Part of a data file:
++++

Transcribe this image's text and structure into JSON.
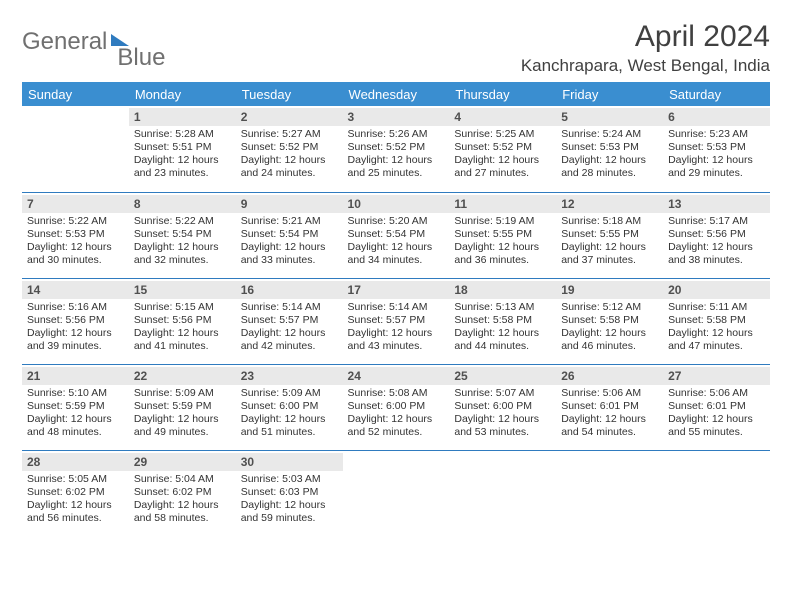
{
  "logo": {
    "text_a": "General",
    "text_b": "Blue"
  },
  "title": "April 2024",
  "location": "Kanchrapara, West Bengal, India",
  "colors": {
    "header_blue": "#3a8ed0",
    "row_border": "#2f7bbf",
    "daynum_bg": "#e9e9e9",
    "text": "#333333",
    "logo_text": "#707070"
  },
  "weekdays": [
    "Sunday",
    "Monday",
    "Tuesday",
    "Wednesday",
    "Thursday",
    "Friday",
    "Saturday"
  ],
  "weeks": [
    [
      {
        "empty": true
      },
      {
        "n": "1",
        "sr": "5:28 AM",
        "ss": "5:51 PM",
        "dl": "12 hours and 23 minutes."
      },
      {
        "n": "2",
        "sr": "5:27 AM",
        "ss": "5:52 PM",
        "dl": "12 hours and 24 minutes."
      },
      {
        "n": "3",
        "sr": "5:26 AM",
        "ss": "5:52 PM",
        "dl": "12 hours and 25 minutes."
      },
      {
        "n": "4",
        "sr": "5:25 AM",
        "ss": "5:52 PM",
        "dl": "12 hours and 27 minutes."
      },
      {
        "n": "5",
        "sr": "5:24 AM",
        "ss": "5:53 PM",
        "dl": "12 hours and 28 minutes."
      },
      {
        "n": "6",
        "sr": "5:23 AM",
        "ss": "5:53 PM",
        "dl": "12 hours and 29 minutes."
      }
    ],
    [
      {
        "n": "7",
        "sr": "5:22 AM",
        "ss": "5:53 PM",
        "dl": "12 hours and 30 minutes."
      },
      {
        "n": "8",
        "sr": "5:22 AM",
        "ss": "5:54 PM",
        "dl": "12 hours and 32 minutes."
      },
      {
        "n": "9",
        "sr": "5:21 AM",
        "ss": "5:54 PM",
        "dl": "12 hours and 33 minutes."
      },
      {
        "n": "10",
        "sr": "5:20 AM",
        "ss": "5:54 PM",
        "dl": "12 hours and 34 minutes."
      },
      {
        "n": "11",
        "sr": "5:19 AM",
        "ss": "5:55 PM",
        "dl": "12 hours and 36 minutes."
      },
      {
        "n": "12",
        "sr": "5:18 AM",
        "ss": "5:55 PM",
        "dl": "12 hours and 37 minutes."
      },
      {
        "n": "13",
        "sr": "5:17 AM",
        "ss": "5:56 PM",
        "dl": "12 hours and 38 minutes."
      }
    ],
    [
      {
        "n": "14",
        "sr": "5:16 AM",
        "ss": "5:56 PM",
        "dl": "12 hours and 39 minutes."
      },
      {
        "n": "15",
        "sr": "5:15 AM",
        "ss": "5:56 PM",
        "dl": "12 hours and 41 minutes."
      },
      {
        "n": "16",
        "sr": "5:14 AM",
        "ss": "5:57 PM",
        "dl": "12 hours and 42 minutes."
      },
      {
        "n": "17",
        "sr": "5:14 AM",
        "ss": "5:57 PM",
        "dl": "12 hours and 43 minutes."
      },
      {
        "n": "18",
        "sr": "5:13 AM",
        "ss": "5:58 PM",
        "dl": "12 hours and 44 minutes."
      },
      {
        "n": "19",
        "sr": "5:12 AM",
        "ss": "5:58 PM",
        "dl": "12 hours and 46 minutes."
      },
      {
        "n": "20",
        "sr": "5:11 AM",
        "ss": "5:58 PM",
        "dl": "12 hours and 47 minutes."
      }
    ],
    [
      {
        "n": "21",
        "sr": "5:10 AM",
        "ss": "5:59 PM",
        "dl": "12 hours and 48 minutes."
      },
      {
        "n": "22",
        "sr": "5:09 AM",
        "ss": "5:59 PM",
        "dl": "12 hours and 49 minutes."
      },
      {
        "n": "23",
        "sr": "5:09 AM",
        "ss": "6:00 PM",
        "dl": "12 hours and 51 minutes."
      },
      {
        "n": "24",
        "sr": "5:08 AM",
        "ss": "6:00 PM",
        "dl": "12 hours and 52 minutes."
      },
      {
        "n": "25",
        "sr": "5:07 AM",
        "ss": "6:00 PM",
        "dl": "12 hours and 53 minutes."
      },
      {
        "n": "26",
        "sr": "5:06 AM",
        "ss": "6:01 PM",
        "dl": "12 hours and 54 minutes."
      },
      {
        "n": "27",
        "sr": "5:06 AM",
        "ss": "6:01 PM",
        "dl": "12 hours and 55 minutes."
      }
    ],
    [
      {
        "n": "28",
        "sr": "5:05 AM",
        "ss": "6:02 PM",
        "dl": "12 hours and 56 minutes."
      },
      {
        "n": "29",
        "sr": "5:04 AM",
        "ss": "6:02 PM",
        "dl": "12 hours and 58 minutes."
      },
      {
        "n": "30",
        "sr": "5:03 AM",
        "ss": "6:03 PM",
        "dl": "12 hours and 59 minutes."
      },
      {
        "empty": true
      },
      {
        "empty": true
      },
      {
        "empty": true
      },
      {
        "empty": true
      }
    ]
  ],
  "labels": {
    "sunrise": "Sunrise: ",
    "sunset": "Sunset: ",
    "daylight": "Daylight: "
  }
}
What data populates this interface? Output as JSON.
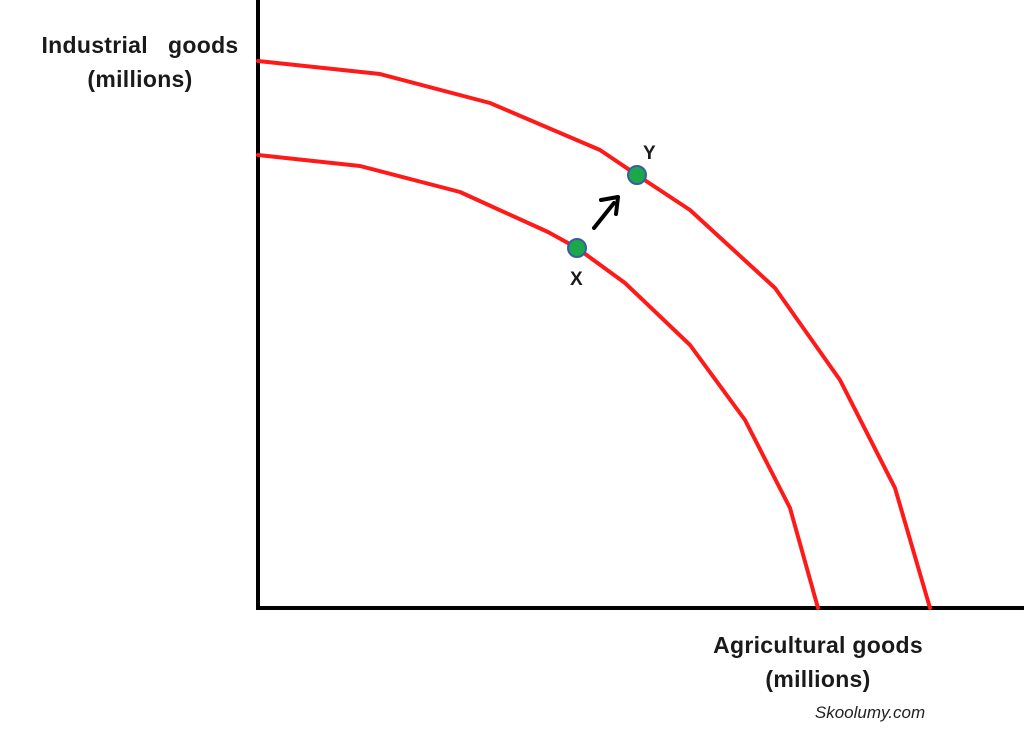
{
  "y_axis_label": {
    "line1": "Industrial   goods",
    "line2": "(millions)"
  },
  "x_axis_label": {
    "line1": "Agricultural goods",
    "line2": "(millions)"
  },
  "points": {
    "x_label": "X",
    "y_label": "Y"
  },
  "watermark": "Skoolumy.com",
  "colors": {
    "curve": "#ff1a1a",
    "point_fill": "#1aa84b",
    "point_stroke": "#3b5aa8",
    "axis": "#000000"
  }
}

++++

● **Objective**:
Copy nothing outside the span: please output the lines from the one with "What data populates" through the end of the entries above, and skip the pictures.

● **Exercise output**:
What data populates this interface? Output as JSON.
{
  "y_axis_label": {
    "line1": "Industrial   goods",
    "line2": "(millions)"
  },
  "x_axis_label": {
    "line1": "Agricultural goods",
    "line2": "(millions)"
  },
  "points": {
    "x_label": "X",
    "y_label": "Y"
  },
  "watermark": "Skoolumy.com",
  "colors": {
    "curve": "#ff1a1a",
    "point_fill": "#1aa84b",
    "point_stroke": "#3b5aa8",
    "axis": "#000000"
  }
}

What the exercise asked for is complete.